[START Exercise inputs]
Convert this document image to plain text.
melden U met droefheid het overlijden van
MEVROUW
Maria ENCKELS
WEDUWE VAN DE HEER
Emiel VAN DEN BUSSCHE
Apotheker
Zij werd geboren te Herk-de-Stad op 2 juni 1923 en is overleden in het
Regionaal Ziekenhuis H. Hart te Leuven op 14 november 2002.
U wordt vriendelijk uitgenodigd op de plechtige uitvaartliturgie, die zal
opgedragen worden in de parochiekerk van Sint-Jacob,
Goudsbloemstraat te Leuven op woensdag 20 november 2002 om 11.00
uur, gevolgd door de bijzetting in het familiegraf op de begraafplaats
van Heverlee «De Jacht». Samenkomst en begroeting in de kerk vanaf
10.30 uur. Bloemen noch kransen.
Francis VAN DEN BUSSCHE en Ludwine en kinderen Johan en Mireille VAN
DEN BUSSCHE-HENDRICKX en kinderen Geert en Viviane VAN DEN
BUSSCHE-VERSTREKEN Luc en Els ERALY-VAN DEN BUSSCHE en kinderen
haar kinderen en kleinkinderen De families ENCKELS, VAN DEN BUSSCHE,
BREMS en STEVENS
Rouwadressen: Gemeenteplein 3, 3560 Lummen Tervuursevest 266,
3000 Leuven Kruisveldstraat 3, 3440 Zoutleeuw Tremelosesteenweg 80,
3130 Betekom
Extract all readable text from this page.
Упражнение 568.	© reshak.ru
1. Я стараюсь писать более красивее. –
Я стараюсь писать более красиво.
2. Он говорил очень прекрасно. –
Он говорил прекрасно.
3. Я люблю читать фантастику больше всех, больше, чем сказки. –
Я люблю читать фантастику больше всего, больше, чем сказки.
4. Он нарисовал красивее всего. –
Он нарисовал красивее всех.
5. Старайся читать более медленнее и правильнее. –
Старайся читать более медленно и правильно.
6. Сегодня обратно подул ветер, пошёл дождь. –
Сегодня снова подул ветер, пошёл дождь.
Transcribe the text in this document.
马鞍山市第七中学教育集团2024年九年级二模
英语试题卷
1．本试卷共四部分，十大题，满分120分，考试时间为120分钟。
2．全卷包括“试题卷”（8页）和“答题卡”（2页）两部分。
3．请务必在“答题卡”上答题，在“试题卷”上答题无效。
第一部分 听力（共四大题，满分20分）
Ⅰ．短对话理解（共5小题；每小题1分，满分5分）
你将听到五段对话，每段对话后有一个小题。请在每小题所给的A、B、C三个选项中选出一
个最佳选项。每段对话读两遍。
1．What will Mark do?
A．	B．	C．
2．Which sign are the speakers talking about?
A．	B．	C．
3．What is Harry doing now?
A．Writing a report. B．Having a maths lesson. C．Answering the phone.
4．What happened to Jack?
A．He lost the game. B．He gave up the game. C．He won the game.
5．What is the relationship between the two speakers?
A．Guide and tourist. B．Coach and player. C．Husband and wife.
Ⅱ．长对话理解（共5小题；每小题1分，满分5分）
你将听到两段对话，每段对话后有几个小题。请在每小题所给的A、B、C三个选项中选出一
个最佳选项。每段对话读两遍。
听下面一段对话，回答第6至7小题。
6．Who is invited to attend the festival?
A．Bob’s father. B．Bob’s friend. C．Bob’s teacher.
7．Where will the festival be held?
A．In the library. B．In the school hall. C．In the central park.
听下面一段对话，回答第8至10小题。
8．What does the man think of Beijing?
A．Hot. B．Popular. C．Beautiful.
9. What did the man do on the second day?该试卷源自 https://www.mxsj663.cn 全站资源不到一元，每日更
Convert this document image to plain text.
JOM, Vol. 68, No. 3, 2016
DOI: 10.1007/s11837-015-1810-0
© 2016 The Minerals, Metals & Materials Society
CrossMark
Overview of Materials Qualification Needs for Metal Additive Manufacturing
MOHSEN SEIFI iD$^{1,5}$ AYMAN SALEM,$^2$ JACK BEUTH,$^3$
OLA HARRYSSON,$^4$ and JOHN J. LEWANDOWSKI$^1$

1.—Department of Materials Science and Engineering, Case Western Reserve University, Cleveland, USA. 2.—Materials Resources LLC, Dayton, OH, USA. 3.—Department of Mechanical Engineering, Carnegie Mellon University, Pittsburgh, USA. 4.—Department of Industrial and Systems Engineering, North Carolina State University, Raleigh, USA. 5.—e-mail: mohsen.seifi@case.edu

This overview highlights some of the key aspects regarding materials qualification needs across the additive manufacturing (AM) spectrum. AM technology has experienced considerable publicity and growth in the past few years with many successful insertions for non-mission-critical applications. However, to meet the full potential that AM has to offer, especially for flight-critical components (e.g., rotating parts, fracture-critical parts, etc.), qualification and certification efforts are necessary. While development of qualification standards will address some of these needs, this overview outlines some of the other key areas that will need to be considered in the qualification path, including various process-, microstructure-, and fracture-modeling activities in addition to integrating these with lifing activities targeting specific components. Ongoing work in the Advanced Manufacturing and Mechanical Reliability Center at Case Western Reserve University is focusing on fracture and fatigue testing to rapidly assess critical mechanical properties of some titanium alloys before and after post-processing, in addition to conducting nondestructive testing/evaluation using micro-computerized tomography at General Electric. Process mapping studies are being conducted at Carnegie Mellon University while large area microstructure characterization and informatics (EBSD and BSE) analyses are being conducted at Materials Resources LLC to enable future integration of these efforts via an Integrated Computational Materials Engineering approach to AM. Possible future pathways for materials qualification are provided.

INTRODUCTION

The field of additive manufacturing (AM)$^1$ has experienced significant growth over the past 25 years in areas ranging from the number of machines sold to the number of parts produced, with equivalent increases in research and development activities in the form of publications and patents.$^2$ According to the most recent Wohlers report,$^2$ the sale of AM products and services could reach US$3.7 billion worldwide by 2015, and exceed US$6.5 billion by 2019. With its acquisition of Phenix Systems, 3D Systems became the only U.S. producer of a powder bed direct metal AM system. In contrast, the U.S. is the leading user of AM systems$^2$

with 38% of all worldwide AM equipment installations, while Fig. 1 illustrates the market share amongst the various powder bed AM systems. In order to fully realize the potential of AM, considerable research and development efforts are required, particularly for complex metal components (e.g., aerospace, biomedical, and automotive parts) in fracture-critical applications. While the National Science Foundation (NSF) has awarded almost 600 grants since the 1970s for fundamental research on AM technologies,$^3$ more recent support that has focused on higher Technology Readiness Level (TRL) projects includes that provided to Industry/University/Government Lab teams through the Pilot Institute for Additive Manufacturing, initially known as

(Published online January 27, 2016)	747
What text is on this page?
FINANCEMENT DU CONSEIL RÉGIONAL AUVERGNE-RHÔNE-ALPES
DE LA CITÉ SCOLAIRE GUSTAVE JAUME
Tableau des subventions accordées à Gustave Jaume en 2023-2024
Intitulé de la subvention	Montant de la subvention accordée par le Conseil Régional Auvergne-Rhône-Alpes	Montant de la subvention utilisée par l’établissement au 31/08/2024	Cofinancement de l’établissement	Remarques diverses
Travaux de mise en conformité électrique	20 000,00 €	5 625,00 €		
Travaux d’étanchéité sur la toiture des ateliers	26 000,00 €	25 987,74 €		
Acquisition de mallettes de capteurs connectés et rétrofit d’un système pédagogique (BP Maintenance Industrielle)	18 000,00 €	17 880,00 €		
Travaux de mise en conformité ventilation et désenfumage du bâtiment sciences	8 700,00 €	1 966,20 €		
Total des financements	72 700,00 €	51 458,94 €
[END Exercise inputs]
*Your task*:
Report all lines of the data that include the word "Leuven".

*Exercise output*:
Regionaal Ziekenhuis H. Hart te Leuven op 14 november 2002.
Goudsbloemstraat te Leuven op woensdag 20 november 2002 om 11.00
3000 Leuven Kruisveldstraat 3, 3440 Zoutleeuw Tremelosesteenweg 80,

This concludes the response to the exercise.